TASKS TO COMPLETE:
a) In the Android 11 AMA announcement, reproduce everything from "The Android engineering" down to "Printing, Accessibility, etc.)" word for word.
b) According to the Android 11 AMA announcement, why is Google holding an AMA on the Android Developers Reddit?
c) List every topic that the Android 11 AMA announcement gives as a focus of Google's AMAs.

EXCERPT:
┄┄┄┄┄┄
The AMA will be the first of three and will focus on Android 11 compatibility

Google has announced plans to hold an ‘AskMeAnything’ (AMA) on the Android Developers Reddit (r/androiddev) next week to answer questions about Android 11.

The Android engineering team plans to host the AMA on July 9th and will start answering questions at 3pm EST/12pm PST. The AMA will last an hour and 20 minutes.

Further, the team encouraged Redditors to submit questions ahead of time.

The AMA will be part of Google’s ‘#11WeeksOfAndroid,’ the company’s pseudo-replacement for the cancelled I/O conference this year. It will be the first of many AMAs run by Google and will focus on Android 11 Compatibility. The next AMAs will focus on Android Developer Tools and the Android UI.

Google says the AMA will include the following participants:

  • Chet Haase – Android cheif advocate, developer relations
  • Dianne Hackborn – Manager of the Android framework team (Resources, Window Manager, Activity Manager, Multi-user, Printing, Accessibility, etc.)
┄┄┄┄┄┄
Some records
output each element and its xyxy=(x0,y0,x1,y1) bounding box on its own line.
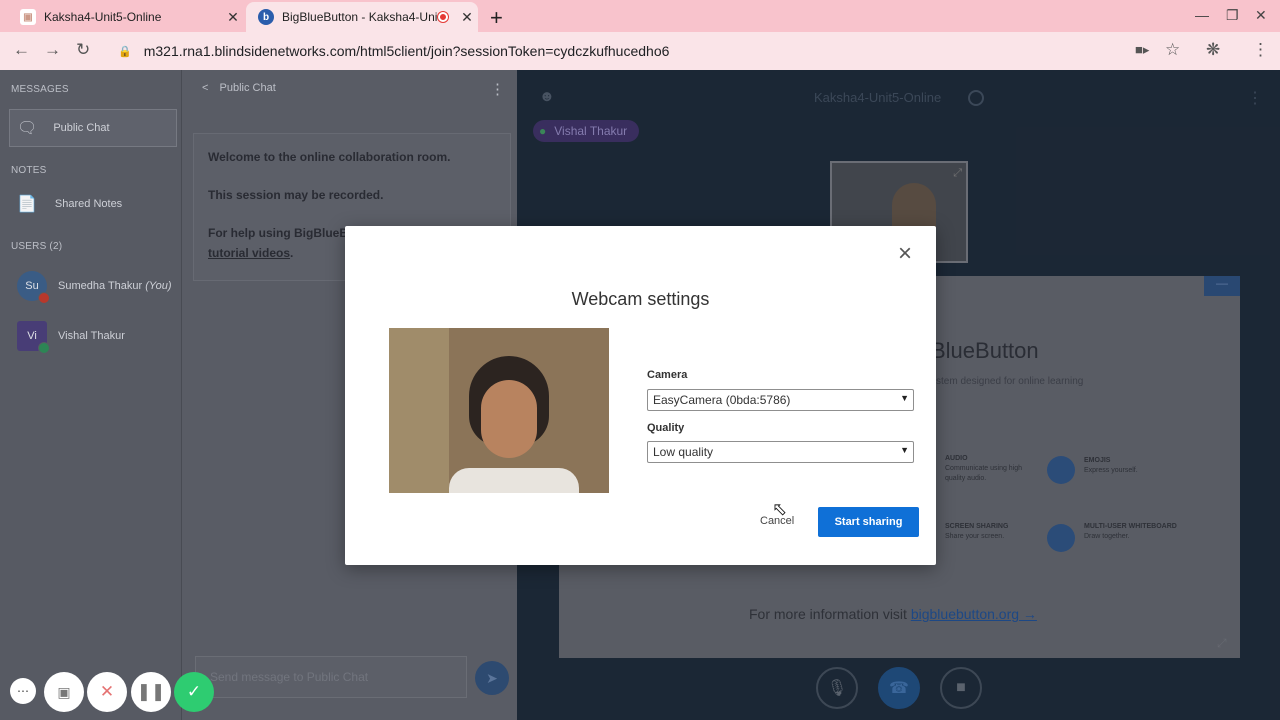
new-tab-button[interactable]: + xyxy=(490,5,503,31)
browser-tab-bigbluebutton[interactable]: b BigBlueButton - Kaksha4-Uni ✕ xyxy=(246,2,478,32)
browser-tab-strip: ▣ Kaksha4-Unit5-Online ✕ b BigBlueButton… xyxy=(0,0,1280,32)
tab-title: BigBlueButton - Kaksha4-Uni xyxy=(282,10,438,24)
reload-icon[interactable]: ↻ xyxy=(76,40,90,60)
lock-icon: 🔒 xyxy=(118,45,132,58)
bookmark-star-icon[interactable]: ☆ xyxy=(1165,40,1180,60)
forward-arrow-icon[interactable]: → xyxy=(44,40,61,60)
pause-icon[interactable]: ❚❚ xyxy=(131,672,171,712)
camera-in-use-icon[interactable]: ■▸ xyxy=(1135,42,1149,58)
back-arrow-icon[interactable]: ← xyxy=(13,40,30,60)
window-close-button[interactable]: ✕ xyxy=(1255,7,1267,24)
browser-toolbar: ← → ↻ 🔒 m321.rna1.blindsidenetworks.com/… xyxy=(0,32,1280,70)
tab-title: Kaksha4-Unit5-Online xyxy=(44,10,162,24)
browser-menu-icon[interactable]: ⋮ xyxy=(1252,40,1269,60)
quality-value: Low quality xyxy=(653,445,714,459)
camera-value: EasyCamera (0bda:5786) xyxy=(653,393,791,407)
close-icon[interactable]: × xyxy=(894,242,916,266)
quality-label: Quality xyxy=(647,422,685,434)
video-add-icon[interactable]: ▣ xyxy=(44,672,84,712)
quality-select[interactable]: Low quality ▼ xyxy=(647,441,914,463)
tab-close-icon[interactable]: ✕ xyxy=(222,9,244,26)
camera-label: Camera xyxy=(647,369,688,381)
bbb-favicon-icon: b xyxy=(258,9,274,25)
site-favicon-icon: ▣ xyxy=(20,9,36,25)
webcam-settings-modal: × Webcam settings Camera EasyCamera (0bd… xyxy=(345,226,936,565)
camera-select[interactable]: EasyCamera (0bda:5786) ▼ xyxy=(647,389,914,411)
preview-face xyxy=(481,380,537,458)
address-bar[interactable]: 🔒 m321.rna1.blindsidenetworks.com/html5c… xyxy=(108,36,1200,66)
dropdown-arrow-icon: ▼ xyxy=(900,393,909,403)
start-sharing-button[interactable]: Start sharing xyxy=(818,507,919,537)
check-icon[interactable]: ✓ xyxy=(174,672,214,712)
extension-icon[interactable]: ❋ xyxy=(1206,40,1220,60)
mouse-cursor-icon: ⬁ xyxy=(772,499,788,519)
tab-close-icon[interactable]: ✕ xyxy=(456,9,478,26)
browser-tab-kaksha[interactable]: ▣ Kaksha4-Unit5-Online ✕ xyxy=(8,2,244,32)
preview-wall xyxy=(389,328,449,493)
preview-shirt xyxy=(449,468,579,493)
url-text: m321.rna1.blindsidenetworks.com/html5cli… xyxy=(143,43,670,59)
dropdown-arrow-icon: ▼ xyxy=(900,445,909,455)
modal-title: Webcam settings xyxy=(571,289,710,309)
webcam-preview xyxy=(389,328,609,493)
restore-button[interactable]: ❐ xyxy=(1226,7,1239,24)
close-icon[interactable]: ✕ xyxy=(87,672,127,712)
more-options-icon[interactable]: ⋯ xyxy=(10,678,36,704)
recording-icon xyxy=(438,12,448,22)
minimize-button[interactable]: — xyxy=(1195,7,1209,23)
┄┄┄┄┄┄
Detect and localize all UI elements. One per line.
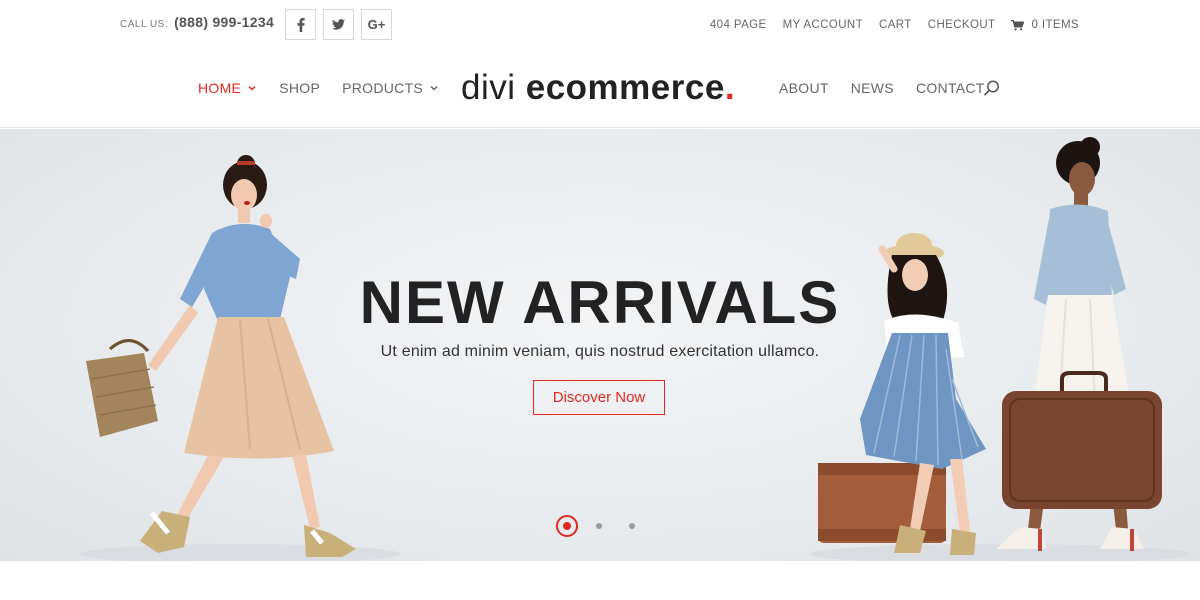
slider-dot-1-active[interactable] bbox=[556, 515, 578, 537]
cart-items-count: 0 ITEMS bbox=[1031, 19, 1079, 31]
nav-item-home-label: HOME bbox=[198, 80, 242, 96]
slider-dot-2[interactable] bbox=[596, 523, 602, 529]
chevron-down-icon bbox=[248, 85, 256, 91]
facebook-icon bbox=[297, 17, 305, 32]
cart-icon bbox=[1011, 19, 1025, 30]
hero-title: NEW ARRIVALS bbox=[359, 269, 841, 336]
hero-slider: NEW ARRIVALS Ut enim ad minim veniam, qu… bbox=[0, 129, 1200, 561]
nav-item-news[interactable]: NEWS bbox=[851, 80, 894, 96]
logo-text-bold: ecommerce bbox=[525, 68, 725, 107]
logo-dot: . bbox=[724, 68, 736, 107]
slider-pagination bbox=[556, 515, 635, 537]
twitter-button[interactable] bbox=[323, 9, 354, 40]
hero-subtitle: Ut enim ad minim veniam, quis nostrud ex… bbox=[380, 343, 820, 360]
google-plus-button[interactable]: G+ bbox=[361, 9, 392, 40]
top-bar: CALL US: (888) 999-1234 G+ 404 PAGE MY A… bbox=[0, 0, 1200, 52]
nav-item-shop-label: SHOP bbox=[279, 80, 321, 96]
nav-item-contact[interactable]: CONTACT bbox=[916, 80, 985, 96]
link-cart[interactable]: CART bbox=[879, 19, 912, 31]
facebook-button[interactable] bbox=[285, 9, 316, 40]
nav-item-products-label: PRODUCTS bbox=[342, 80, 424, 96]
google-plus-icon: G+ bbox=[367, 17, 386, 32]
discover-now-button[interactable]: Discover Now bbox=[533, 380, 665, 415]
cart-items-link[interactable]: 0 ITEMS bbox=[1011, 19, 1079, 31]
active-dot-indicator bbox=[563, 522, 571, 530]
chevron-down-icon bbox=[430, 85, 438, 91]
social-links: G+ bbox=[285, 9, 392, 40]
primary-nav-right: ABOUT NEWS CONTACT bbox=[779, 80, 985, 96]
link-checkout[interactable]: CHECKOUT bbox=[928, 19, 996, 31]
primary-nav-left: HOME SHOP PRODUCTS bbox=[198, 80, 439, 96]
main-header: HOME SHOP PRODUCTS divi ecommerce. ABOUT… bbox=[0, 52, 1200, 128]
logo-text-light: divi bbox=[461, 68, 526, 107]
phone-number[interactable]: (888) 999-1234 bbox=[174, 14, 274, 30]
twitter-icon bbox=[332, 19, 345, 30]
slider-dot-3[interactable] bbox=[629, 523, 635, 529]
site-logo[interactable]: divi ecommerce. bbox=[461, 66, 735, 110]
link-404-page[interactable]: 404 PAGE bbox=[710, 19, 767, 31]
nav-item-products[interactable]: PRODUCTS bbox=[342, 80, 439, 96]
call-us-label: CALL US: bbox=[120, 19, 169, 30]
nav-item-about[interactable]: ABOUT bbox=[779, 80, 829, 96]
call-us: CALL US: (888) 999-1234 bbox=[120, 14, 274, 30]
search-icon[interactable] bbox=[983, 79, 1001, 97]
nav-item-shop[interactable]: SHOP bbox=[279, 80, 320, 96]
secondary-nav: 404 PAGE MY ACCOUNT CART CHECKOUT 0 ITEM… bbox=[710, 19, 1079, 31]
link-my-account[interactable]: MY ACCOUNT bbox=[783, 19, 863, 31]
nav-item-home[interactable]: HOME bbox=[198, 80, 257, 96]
┄┄┄┄┄┄
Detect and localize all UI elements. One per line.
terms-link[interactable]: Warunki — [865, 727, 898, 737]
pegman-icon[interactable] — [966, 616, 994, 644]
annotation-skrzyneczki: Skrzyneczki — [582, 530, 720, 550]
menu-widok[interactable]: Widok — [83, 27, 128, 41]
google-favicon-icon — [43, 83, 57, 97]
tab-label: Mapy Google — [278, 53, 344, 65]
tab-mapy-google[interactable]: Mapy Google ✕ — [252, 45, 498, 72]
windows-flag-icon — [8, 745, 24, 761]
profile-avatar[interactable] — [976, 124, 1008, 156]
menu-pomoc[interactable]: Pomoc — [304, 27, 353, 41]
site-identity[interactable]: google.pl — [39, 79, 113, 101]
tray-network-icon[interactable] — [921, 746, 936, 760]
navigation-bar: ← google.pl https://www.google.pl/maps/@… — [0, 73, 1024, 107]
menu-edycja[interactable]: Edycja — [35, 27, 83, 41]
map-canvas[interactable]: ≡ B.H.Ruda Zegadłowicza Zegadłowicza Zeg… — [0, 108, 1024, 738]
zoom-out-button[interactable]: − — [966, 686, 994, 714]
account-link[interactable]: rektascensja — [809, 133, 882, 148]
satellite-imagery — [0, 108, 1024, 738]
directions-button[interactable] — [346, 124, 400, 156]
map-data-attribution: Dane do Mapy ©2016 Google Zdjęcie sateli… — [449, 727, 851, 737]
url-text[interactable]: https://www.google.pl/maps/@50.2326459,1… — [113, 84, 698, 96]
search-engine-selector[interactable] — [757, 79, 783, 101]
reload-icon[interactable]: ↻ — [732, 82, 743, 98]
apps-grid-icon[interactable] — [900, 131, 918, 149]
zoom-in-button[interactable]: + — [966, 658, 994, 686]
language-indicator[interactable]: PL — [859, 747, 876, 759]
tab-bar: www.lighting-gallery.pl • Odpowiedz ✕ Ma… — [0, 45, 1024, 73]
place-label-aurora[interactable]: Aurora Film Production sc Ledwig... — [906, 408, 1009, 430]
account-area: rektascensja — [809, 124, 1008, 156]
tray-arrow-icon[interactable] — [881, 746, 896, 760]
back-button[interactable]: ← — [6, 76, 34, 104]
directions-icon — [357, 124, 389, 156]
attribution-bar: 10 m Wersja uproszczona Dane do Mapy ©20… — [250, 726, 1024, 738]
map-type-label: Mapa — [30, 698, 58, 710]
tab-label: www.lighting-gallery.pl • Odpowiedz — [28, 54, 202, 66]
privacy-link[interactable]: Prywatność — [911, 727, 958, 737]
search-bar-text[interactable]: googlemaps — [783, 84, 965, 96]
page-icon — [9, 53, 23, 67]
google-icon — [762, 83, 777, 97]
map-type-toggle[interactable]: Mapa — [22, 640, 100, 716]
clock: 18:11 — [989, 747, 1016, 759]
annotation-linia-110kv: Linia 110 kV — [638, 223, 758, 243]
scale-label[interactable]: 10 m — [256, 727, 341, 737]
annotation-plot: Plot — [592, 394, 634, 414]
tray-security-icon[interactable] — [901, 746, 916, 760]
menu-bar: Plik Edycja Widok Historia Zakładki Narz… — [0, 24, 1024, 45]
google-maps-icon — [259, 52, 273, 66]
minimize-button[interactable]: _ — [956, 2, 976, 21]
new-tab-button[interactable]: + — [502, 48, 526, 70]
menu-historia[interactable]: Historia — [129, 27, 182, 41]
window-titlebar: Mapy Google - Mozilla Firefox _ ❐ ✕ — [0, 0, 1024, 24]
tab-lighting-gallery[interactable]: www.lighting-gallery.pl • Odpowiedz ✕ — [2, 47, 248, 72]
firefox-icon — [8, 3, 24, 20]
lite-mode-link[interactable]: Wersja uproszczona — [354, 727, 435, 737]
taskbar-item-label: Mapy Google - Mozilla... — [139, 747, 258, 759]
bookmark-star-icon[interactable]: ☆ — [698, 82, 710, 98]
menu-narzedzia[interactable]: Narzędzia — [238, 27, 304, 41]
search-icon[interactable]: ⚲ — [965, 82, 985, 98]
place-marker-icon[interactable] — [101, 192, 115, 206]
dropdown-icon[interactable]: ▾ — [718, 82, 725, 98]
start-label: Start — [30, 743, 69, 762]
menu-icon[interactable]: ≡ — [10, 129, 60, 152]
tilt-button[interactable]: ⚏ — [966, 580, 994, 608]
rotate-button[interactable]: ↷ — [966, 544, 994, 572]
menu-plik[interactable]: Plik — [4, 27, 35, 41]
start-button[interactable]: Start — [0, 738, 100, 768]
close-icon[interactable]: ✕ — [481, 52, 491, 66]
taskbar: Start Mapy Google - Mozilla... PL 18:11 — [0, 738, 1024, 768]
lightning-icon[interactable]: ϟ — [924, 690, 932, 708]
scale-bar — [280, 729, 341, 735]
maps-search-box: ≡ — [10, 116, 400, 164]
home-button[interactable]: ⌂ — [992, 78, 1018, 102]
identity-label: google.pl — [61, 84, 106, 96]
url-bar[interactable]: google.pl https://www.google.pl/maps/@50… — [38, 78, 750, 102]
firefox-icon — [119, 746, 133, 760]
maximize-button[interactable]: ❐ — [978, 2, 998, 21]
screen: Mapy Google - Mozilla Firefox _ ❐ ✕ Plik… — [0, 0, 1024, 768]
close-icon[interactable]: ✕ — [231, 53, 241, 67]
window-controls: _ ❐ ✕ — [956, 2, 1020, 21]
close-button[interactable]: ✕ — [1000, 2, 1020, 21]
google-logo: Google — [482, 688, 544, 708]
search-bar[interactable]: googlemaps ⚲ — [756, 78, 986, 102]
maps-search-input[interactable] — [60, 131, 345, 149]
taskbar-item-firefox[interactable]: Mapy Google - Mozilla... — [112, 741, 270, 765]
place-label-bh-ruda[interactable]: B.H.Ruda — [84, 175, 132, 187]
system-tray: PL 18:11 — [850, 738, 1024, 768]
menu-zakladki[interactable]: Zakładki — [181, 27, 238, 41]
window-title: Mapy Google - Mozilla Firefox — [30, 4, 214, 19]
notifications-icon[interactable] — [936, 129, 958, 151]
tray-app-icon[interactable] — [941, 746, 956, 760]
┄┄┄┄┄┄
RESPONSES TO THE TASKS:
a)
The Android engineering team plans to host the AMA on July 9th and will start answering questions at 3pm EST/12pm PST. The AMA will last an hour and 20 minutes.

Further, the team encouraged Redditors to submit questions ahead of time.

The AMA will be part of Google’s ‘#11WeeksOfAndroid,’ the company’s pseudo-replacement for the cancelled I/O conference this year. It will be the first of many AMAs run by Google and will focus on Android 11 Compatibility. The next AMAs will focus on Android Developer Tools and the Android UI.

Google says the AMA will include the following participants:

  • Chet Haase – Android cheif advocate, developer relations
  • Dianne Hackborn – Manager of the Android framework team (Resources, Window Manager, Activity Manager, Multi-user, Printing, Accessibility, etc.)

b) Google is holding the AMA to answer questions about Android 11. It is the first AMA in the series and focuses on Android 11 compatibility.

c)
- Android 11 compatibility
- Android Developer Tools
- The Android UI